Sergio Guerra Vilaboy

A la Brevísima relación de la destrucción de las Indias (1552) de Bartolomé de Las Casas se atribuye el origen de la leyenda negra de la conquista española de América. En esta obra, que es una parte de su alegato en la controversia doctrinal que sostuviera en Valladolid con Juan Ginés de Sepúlveda a mediados del siglo XVI, el fraile dominico rebatió los argumentos de su contrincante dirigidos a justificar los brutales métodos de dominación de España en el continente americano.

Sepúlveda, que nunca estuvo en el llamado Nuevo Mundo, legitimaba el sometimiento de los pueblos originarios siguiendo una vieja tesis aristotélica. La discusión giró también sobre la legitimidad de hacer la guerra a los aborígenes antes de evangelizarlos. Para el oponente de Las Casas, los nativos de América eran esclavos de naturaleza, incapaces de gobernarse y el castigo era lícito, por sus idolatrías, barbaridades y pecados.

Extracto de datos:
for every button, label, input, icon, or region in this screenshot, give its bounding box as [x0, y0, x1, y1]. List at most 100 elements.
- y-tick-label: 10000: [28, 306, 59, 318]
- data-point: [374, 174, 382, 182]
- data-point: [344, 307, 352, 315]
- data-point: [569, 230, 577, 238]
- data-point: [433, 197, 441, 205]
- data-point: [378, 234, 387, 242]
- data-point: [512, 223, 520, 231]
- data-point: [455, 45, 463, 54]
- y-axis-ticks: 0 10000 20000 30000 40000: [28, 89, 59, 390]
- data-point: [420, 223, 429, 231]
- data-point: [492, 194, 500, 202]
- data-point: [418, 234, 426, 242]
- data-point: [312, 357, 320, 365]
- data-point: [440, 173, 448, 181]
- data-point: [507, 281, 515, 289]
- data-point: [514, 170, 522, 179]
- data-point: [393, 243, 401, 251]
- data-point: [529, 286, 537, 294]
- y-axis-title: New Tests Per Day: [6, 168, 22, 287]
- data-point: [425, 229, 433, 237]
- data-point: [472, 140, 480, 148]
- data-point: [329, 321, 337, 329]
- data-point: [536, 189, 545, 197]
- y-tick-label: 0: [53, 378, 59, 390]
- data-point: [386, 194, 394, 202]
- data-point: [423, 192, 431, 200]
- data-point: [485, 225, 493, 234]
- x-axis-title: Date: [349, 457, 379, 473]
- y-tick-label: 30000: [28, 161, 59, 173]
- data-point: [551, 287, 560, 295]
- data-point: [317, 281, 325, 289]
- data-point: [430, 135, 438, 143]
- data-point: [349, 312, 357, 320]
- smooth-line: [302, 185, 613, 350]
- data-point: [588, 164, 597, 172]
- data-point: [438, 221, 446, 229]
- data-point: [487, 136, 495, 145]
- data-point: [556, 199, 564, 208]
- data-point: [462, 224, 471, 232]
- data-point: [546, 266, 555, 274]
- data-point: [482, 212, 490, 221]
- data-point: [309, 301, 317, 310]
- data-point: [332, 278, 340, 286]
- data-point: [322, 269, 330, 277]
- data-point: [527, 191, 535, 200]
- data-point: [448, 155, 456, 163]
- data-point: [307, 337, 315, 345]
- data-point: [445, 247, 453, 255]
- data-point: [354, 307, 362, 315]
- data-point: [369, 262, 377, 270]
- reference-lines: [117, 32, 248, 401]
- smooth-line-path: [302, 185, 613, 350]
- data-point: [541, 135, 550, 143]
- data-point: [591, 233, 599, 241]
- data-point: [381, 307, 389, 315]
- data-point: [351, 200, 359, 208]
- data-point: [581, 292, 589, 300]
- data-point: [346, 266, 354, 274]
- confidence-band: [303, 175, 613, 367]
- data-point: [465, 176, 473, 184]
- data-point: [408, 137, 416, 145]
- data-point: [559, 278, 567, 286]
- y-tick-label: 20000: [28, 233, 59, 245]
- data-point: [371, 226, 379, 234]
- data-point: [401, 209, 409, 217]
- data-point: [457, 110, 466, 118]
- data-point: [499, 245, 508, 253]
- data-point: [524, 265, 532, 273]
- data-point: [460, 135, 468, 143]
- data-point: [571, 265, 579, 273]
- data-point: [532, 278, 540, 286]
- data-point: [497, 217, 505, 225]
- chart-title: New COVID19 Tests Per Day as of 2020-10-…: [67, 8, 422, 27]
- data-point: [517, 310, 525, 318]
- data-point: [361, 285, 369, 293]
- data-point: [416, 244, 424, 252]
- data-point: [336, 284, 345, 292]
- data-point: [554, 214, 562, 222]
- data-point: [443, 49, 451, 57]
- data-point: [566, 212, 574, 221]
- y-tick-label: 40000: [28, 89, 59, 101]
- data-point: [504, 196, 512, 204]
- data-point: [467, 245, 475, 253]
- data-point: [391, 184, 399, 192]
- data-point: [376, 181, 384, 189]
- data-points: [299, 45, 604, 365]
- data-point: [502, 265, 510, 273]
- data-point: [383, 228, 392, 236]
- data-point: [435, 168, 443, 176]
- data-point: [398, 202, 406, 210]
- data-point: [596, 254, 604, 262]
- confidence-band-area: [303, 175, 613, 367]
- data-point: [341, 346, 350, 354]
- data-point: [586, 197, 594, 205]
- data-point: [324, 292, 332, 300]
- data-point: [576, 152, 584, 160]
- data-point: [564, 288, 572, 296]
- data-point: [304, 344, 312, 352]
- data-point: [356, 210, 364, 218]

Requisitos de las tareas:
a) Reescribe en forma de lista el párrafo del extracto del documento que comienza con "Sepúlveda, que nunca estuvo", conservando sus datos principales.
b) Transcribe sin cambios el pasaje del extracto del documento que empieza con "A la Brevísima" y sigue hasta "el continente americano.".

Respuestas por tarea:
a)
- Sepúlveda nunca estuvo en el llamado Nuevo Mundo.
- Legitimaba el sometimiento de los pueblos originarios siguiendo una vieja tesis aristotélica.
- La discusión giró también sobre la legitimidad de hacer la guerra a los aborígenes antes de evangelizarlos.
- Para él, los nativos de América eran esclavos de naturaleza e incapaces de gobernarse.
- Consideraba lícito el castigo por sus idolatrías, barbaridades y pecados.

b)
A la Brevísima relación de la destrucción de las Indias (1552) de Bartolomé de Las Casas se atribuye el origen de la leyenda negra de la conquista española de América. En esta obra, que es una parte de su alegato en la controversia doctrinal que sostuviera en Valladolid con Juan Ginés de Sepúlveda a mediados del siglo XVI, el fraile dominico rebatió los argumentos de su contrincante dirigidos a justificar los brutales métodos de dominación de España en el continente americano.